→ **DESCRIPTION OF THE TASK**: Return all entries word for word, but drop any images.

→ **RECORD LIST**:
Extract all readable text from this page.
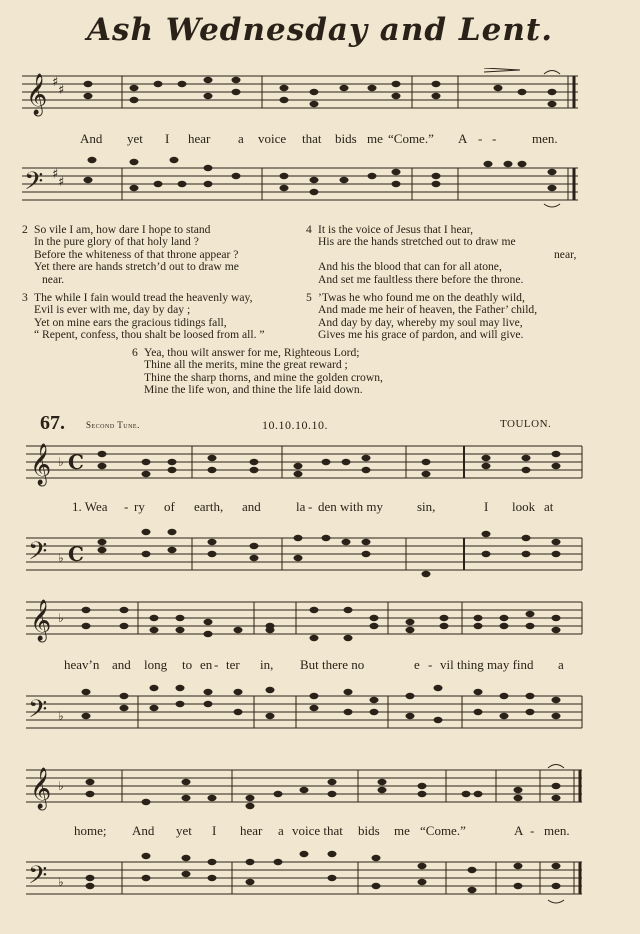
Ash Wednesday and Lent.
𝄞 ♯
♯
And yet I hear a voice that bids me “Come.” A - -	men.
𝄢 ♯
♯
2 So vile I am, how dare I hope to stand
In the pure glory of that holy land ?
Before the whiteness of that throne appear ?
Yet there are hands stretch’d out to draw me
near.
3 The while I fain would tread the heavenly way,
Evil is ever with me, day by day ;
Yet on mine ears the gracious tidings fall,
“ Repent, confess, thou shalt be loosed from all. ”
4 It is the voice of Jesus that I hear,
His are the hands stretched out to draw me
near,
And his the blood that can for all atone,
And set me faultless there before the throne.
5 ’Twas he who found me on the deathly wild,
And made me heir of heaven, the Father’ child,
And day by day, whereby my soul may live,
Gives me his grace of pardon, and will give.
6 Yea, thou wilt answer for me, Righteous Lord;
Thine all the merits, mine the great reward ;
Thine the sharp thorns, and mine the golden crown,
Mine the life won, and thine the life laid down.
67. Second Tune.	10.10.10.10.	TOULON.
𝄞 ♭ C
1. Wea - ry of earth, and	la - den with my	sin,	I look at
𝄢 ♭ C
𝄞 ♭
heav’n and long to en - ter in, But there no	e - vil thing may find a
𝄢 ♭
𝄞 ♭
home; And yet I hear a voice that bids me “Come.”	A - men.
𝄢 ♭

→ **THE OUTPUT**:
Extract all readable text from this page.
Ash Wednesday and Lent.
𝄞 ♯
♯
And yet I hear a voice that bids me “Come.” A - -	men.
𝄢 ♯
♯
2 So vile I am, how dare I hope to stand
In the pure glory of that holy land ?
Before the whiteness of that throne appear ?
Yet there are hands stretch’d out to draw me
near.
3 The while I fain would tread the heavenly way,
Evil is ever with me, day by day ;
Yet on mine ears the gracious tidings fall,
“ Repent, confess, thou shalt be loosed from all. ”
4 It is the voice of Jesus that I hear,
His are the hands stretched out to draw me
near,
And his the blood that can for all atone,
And set me faultless there before the throne.
5 ’Twas he who found me on the deathly wild,
And made me heir of heaven, the Father’ child,
And day by day, whereby my soul may live,
Gives me his grace of pardon, and will give.
6 Yea, thou wilt answer for me, Righteous Lord;
Thine all the merits, mine the great reward ;
Thine the sharp thorns, and mine the golden crown,
Mine the life won, and thine the life laid down.
67. Second Tune.	10.10.10.10.	TOULON.
𝄞 ♭ C
1. Wea - ry of earth, and	la - den with my	sin,	I look at
𝄢 ♭ C
𝄞 ♭
heav’n and long to en - ter in, But there no	e - vil thing may find a
𝄢 ♭
𝄞 ♭
home; And yet I hear a voice that bids me “Come.”	A - men.
𝄢 ♭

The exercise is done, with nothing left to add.